(DIRECTIVE):
Convert the stretch of entries below, from the first line through the line containing "page-ref[interactable]: 162 [299, 395, 323, 412]", into a JSON list of strings with one string per line, leaving out any blank lines.

(AVAILABLE DATA):
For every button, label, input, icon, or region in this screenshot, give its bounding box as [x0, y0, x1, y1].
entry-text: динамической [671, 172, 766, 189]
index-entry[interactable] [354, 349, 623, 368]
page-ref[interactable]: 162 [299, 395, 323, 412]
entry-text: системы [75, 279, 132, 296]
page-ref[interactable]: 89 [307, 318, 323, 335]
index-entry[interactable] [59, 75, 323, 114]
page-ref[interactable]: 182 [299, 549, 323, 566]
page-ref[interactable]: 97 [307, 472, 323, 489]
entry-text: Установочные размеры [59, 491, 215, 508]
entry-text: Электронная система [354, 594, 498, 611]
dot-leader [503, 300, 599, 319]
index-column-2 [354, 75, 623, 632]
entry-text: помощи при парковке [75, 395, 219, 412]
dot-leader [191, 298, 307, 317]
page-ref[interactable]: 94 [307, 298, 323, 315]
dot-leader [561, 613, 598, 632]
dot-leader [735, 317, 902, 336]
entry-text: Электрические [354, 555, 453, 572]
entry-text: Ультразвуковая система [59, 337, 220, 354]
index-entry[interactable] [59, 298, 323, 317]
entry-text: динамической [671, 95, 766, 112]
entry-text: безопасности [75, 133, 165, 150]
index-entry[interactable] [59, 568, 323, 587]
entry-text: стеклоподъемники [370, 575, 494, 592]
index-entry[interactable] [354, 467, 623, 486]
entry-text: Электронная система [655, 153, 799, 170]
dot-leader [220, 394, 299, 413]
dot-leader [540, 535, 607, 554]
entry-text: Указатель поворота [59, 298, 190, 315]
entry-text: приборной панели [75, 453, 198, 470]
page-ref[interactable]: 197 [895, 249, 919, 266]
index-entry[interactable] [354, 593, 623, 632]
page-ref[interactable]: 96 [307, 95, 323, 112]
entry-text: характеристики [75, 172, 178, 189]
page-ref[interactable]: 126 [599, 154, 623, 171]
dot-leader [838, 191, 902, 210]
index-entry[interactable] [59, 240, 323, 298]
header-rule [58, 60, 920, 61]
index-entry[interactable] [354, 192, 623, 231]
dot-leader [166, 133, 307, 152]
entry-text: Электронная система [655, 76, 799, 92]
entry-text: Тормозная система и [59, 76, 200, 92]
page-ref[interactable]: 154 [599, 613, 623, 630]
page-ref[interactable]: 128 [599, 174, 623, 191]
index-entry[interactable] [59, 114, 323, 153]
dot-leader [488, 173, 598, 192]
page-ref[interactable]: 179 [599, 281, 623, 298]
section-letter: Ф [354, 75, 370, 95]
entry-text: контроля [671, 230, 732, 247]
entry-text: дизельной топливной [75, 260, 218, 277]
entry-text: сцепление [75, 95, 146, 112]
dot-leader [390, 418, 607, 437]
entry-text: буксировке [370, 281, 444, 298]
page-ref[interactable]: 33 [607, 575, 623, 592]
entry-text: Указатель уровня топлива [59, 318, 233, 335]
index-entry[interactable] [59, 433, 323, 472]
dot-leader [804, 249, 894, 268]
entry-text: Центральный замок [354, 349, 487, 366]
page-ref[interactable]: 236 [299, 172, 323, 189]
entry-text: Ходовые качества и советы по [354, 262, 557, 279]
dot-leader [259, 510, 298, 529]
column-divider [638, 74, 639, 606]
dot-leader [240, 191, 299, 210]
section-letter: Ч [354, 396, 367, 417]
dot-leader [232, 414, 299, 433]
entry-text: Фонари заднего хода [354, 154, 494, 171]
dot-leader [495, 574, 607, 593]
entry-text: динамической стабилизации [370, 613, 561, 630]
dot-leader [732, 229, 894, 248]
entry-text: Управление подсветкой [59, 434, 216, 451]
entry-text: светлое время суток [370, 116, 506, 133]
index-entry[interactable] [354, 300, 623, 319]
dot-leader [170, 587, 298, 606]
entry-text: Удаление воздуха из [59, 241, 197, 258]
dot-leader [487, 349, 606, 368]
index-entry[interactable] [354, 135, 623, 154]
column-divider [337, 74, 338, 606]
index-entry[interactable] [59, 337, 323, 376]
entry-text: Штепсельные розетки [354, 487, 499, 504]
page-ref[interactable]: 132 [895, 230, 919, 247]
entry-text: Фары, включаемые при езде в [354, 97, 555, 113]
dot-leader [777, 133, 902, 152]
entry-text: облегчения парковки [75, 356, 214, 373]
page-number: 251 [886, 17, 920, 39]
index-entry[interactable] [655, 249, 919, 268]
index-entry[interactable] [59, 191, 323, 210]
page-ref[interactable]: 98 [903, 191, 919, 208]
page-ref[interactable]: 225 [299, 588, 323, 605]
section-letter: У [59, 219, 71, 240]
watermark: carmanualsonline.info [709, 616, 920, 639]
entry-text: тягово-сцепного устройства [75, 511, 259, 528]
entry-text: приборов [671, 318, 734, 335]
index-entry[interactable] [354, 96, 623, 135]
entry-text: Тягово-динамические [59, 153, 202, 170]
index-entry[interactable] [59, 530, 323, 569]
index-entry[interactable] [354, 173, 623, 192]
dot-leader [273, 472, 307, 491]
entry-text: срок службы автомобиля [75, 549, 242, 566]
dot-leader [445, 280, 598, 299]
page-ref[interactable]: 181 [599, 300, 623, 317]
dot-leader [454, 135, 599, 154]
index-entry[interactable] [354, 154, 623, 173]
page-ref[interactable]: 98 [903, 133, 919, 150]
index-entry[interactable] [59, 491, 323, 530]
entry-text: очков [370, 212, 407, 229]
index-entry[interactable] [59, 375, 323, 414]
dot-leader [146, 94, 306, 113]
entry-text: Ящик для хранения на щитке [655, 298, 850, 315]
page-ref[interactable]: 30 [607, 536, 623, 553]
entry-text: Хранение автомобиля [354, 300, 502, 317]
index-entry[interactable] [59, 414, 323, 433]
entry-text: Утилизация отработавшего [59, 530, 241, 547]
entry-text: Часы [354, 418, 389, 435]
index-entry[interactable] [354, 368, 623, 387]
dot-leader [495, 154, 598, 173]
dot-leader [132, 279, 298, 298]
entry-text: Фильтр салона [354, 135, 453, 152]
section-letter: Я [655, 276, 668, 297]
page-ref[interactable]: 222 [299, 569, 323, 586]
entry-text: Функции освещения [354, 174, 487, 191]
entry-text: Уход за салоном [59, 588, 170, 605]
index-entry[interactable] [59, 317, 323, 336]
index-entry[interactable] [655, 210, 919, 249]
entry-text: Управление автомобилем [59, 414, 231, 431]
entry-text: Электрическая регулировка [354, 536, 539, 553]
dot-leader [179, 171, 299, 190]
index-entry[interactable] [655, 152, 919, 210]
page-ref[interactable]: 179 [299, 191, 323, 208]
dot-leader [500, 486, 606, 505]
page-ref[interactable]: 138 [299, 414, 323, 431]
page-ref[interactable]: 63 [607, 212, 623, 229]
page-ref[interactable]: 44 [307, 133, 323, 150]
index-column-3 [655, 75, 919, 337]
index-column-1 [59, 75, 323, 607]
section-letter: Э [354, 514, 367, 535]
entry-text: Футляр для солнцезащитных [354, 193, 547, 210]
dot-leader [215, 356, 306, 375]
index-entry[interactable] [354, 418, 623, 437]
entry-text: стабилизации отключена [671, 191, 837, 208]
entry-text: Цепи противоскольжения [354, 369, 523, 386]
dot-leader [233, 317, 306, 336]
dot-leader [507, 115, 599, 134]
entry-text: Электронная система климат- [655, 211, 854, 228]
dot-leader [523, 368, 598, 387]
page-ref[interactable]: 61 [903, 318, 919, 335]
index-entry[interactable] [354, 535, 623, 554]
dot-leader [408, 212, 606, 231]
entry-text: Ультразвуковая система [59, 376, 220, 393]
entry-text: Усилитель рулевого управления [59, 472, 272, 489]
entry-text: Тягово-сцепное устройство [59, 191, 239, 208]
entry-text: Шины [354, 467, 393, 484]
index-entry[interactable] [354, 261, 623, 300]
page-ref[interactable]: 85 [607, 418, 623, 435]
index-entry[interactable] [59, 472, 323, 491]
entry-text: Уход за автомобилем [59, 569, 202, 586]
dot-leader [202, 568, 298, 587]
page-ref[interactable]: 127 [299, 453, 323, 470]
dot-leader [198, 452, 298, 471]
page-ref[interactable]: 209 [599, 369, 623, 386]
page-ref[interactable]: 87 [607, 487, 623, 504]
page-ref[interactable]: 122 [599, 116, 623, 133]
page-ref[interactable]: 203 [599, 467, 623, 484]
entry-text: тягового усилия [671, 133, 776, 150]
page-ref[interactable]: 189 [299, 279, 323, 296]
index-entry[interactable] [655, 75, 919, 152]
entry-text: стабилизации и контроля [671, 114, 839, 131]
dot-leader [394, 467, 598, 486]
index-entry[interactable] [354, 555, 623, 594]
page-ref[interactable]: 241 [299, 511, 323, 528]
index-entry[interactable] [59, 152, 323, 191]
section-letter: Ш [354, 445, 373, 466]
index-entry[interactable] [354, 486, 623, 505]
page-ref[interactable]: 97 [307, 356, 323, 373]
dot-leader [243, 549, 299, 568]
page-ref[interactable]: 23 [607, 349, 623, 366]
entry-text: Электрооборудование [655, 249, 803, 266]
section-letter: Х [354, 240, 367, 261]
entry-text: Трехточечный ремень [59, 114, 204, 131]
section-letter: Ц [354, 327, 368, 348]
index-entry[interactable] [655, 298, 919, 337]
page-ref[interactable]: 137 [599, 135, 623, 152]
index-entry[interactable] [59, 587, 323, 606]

(SOLVED EXERCISE):
[
  "For every button, label, input, icon, or region in this screenshot, give its bounding box as [x0, y0, x1, y1].",
  "entry-text: динамической [671, 172, 766, 189]",
  "index-entry[interactable] [354, 349, 623, 368]",
  "page-ref[interactable]: 162 [299, 395, 323, 412]"
]